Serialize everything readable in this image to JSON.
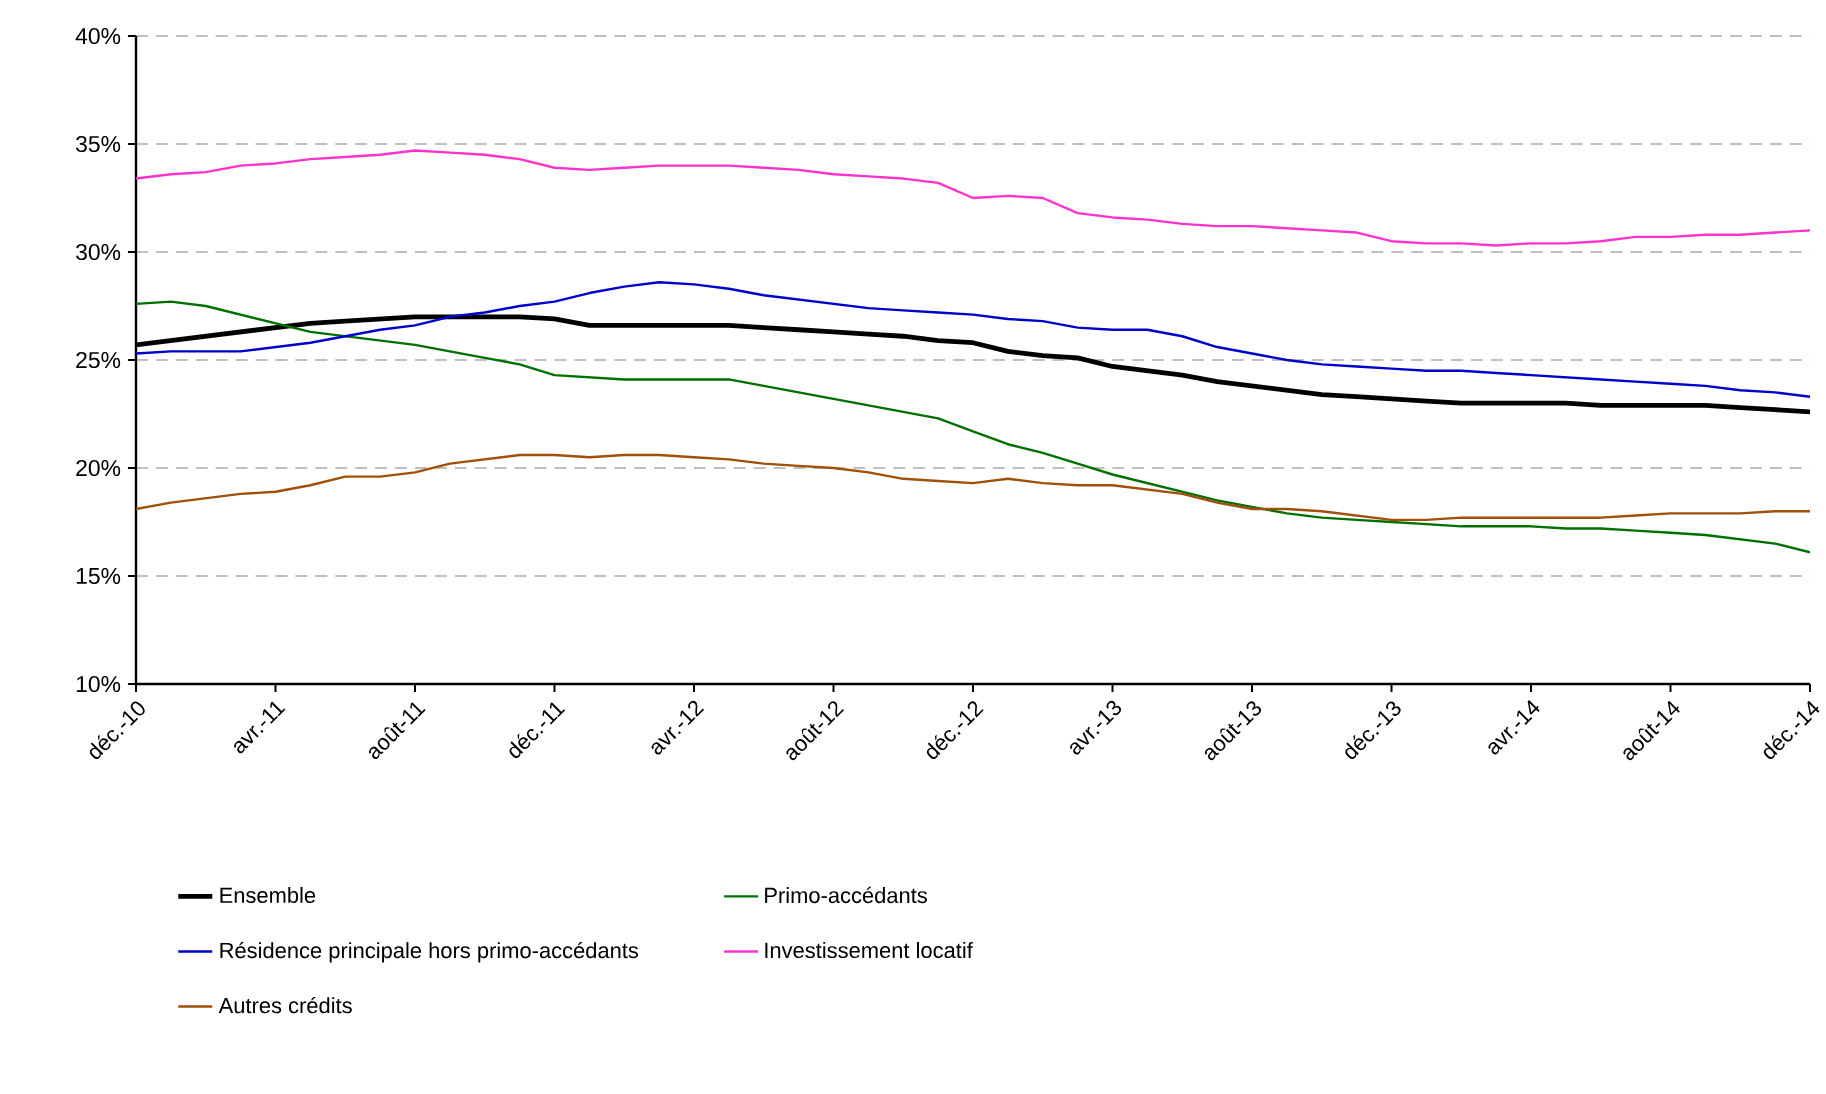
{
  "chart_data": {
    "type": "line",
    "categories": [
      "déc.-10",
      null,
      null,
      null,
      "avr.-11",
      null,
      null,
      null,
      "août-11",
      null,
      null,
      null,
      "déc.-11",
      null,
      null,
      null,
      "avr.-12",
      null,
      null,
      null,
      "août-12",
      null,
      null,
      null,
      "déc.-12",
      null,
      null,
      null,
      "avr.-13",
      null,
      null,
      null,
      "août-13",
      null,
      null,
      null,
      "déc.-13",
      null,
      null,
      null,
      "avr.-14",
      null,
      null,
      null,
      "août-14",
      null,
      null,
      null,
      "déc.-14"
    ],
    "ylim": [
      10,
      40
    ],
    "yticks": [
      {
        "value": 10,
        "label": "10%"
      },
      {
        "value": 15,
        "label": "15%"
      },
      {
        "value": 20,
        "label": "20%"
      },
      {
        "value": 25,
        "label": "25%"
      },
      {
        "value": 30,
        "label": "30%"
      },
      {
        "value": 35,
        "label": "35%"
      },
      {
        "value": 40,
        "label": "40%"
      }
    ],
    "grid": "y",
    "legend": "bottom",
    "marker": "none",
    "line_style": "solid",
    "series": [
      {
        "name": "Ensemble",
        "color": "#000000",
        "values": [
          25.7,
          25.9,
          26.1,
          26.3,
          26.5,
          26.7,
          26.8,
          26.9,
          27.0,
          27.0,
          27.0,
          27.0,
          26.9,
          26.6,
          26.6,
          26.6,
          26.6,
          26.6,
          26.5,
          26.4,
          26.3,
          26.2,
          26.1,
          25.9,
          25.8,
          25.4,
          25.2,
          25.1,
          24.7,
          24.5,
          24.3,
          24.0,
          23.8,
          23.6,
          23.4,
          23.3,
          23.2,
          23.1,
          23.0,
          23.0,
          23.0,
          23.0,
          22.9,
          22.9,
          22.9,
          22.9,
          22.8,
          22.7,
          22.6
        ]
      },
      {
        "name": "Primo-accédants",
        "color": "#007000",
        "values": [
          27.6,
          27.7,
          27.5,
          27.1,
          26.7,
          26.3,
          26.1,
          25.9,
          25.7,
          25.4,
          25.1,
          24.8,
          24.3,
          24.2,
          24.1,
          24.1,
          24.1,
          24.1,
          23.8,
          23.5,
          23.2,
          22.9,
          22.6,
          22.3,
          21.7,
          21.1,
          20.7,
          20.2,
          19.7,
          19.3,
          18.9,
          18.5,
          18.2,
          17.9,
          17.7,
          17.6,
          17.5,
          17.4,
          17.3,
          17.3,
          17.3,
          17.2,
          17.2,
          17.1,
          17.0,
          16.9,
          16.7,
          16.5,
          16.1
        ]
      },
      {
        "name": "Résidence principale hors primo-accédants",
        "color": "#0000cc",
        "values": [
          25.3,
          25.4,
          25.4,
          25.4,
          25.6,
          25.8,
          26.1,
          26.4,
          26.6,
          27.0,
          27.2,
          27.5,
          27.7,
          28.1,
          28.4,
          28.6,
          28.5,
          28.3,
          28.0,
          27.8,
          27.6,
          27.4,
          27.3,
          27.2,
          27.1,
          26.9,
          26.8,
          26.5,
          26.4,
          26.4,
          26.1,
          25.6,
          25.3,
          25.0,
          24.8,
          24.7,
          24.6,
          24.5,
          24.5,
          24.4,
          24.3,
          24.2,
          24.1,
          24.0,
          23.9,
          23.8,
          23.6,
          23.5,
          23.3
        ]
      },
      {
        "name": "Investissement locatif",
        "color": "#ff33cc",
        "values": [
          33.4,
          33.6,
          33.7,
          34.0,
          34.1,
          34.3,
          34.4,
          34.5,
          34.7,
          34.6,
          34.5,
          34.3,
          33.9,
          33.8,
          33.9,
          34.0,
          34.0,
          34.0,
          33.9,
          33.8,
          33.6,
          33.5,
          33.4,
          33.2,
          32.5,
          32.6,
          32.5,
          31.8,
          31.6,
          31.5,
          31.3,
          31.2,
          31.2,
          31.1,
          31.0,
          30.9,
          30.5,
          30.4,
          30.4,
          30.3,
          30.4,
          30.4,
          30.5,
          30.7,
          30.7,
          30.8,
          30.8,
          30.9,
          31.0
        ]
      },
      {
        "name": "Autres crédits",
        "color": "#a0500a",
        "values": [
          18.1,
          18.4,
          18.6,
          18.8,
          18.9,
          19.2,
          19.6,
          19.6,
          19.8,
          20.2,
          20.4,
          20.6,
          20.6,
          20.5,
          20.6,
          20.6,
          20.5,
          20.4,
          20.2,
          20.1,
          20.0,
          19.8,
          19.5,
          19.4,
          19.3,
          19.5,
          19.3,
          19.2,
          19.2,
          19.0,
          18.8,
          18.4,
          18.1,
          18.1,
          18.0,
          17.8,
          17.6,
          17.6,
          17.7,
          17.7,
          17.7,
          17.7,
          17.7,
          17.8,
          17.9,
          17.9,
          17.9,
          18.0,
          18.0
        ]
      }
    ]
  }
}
_ _ _ _ _
• GOAL:
Reproduce the material word for word. Any pictures should be left out of the copy.

• THE REPLY:
Serialize everything readable in this image to JSON.
{
  "chart_data": {
    "type": "line",
    "categories": [
      "déc.-10",
      null,
      null,
      null,
      "avr.-11",
      null,
      null,
      null,
      "août-11",
      null,
      null,
      null,
      "déc.-11",
      null,
      null,
      null,
      "avr.-12",
      null,
      null,
      null,
      "août-12",
      null,
      null,
      null,
      "déc.-12",
      null,
      null,
      null,
      "avr.-13",
      null,
      null,
      null,
      "août-13",
      null,
      null,
      null,
      "déc.-13",
      null,
      null,
      null,
      "avr.-14",
      null,
      null,
      null,
      "août-14",
      null,
      null,
      null,
      "déc.-14"
    ],
    "ylim": [
      10,
      40
    ],
    "yticks": [
      {
        "value": 10,
        "label": "10%"
      },
      {
        "value": 15,
        "label": "15%"
      },
      {
        "value": 20,
        "label": "20%"
      },
      {
        "value": 25,
        "label": "25%"
      },
      {
        "value": 30,
        "label": "30%"
      },
      {
        "value": 35,
        "label": "35%"
      },
      {
        "value": 40,
        "label": "40%"
      }
    ],
    "grid": "y",
    "legend": "bottom",
    "marker": "none",
    "line_style": "solid",
    "series": [
      {
        "name": "Ensemble",
        "color": "#000000",
        "values": [
          25.7,
          25.9,
          26.1,
          26.3,
          26.5,
          26.7,
          26.8,
          26.9,
          27.0,
          27.0,
          27.0,
          27.0,
          26.9,
          26.6,
          26.6,
          26.6,
          26.6,
          26.6,
          26.5,
          26.4,
          26.3,
          26.2,
          26.1,
          25.9,
          25.8,
          25.4,
          25.2,
          25.1,
          24.7,
          24.5,
          24.3,
          24.0,
          23.8,
          23.6,
          23.4,
          23.3,
          23.2,
          23.1,
          23.0,
          23.0,
          23.0,
          23.0,
          22.9,
          22.9,
          22.9,
          22.9,
          22.8,
          22.7,
          22.6
        ]
      },
      {
        "name": "Primo-accédants",
        "color": "#007000",
        "values": [
          27.6,
          27.7,
          27.5,
          27.1,
          26.7,
          26.3,
          26.1,
          25.9,
          25.7,
          25.4,
          25.1,
          24.8,
          24.3,
          24.2,
          24.1,
          24.1,
          24.1,
          24.1,
          23.8,
          23.5,
          23.2,
          22.9,
          22.6,
          22.3,
          21.7,
          21.1,
          20.7,
          20.2,
          19.7,
          19.3,
          18.9,
          18.5,
          18.2,
          17.9,
          17.7,
          17.6,
          17.5,
          17.4,
          17.3,
          17.3,
          17.3,
          17.2,
          17.2,
          17.1,
          17.0,
          16.9,
          16.7,
          16.5,
          16.1
        ]
      },
      {
        "name": "Résidence principale hors primo-accédants",
        "color": "#0000cc",
        "values": [
          25.3,
          25.4,
          25.4,
          25.4,
          25.6,
          25.8,
          26.1,
          26.4,
          26.6,
          27.0,
          27.2,
          27.5,
          27.7,
          28.1,
          28.4,
          28.6,
          28.5,
          28.3,
          28.0,
          27.8,
          27.6,
          27.4,
          27.3,
          27.2,
          27.1,
          26.9,
          26.8,
          26.5,
          26.4,
          26.4,
          26.1,
          25.6,
          25.3,
          25.0,
          24.8,
          24.7,
          24.6,
          24.5,
          24.5,
          24.4,
          24.3,
          24.2,
          24.1,
          24.0,
          23.9,
          23.8,
          23.6,
          23.5,
          23.3
        ]
      },
      {
        "name": "Investissement locatif",
        "color": "#ff33cc",
        "values": [
          33.4,
          33.6,
          33.7,
          34.0,
          34.1,
          34.3,
          34.4,
          34.5,
          34.7,
          34.6,
          34.5,
          34.3,
          33.9,
          33.8,
          33.9,
          34.0,
          34.0,
          34.0,
          33.9,
          33.8,
          33.6,
          33.5,
          33.4,
          33.2,
          32.5,
          32.6,
          32.5,
          31.8,
          31.6,
          31.5,
          31.3,
          31.2,
          31.2,
          31.1,
          31.0,
          30.9,
          30.5,
          30.4,
          30.4,
          30.3,
          30.4,
          30.4,
          30.5,
          30.7,
          30.7,
          30.8,
          30.8,
          30.9,
          31.0
        ]
      },
      {
        "name": "Autres crédits",
        "color": "#a0500a",
        "values": [
          18.1,
          18.4,
          18.6,
          18.8,
          18.9,
          19.2,
          19.6,
          19.6,
          19.8,
          20.2,
          20.4,
          20.6,
          20.6,
          20.5,
          20.6,
          20.6,
          20.5,
          20.4,
          20.2,
          20.1,
          20.0,
          19.8,
          19.5,
          19.4,
          19.3,
          19.5,
          19.3,
          19.2,
          19.2,
          19.0,
          18.8,
          18.4,
          18.1,
          18.1,
          18.0,
          17.8,
          17.6,
          17.6,
          17.7,
          17.7,
          17.7,
          17.7,
          17.7,
          17.8,
          17.9,
          17.9,
          17.9,
          18.0,
          18.0
        ]
      }
    ]
  }
}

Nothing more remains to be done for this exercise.